Skip every image and restate the data word for word.

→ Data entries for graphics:
☆ ☆ ☆ ☆ ☆

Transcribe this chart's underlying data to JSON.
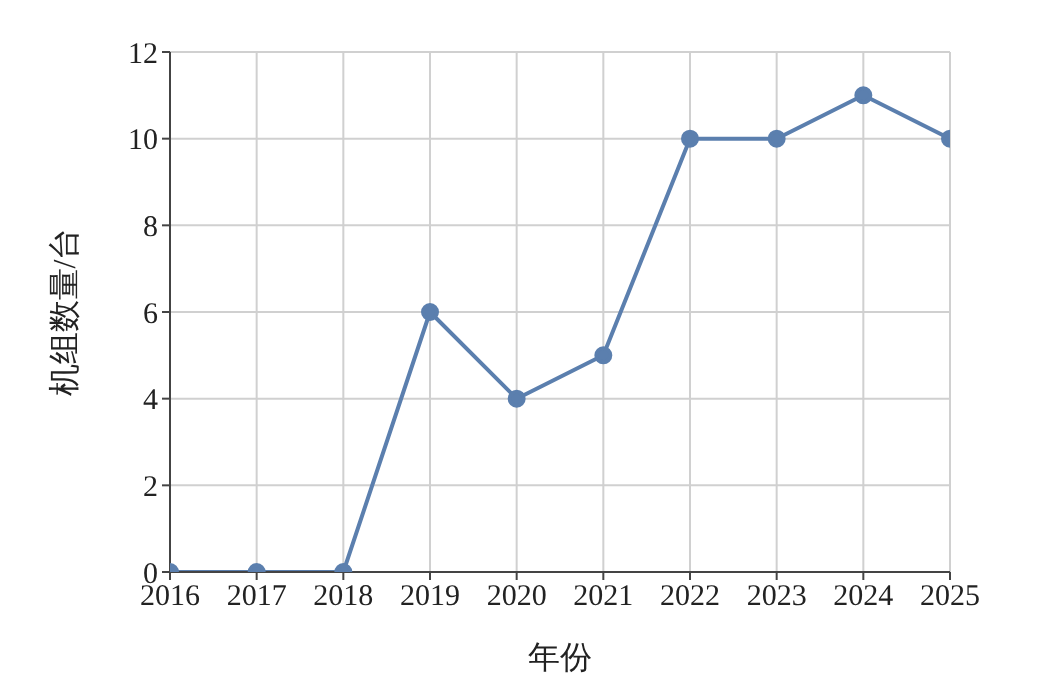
{
  "chart_data": {
    "type": "line",
    "xlabel": "年份",
    "ylabel": "机组数量/台",
    "x": [
      2016,
      2017,
      2018,
      2019,
      2020,
      2021,
      2022,
      2023,
      2024,
      2025
    ],
    "series": [
      {
        "color": "#5b7fae",
        "values": [
          0,
          0,
          0,
          6,
          4,
          5,
          10,
          10,
          11,
          10
        ]
      }
    ],
    "xlim": [
      2016,
      2025
    ],
    "xticks": [
      2016,
      2017,
      2018,
      2019,
      2020,
      2021,
      2022,
      2023,
      2024,
      2025
    ],
    "ylim": [
      0,
      12
    ],
    "yticks": [
      0,
      2,
      4,
      6,
      8,
      10,
      12
    ],
    "grid": true,
    "marker": "circle",
    "line_style": "solid"
  }
}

☆ ☆ ☆ ☆ ☆

→ Exercise answer:
Transcribe this chart's underlying data to JSON.
{
  "chart_data": {
    "type": "line",
    "xlabel": "年份",
    "ylabel": "机组数量/台",
    "x": [
      2016,
      2017,
      2018,
      2019,
      2020,
      2021,
      2022,
      2023,
      2024,
      2025
    ],
    "series": [
      {
        "color": "#5b7fae",
        "values": [
          0,
          0,
          0,
          6,
          4,
          5,
          10,
          10,
          11,
          10
        ]
      }
    ],
    "xlim": [
      2016,
      2025
    ],
    "xticks": [
      2016,
      2017,
      2018,
      2019,
      2020,
      2021,
      2022,
      2023,
      2024,
      2025
    ],
    "ylim": [
      0,
      12
    ],
    "yticks": [
      0,
      2,
      4,
      6,
      8,
      10,
      12
    ],
    "grid": true,
    "marker": "circle",
    "line_style": "solid"
  }
}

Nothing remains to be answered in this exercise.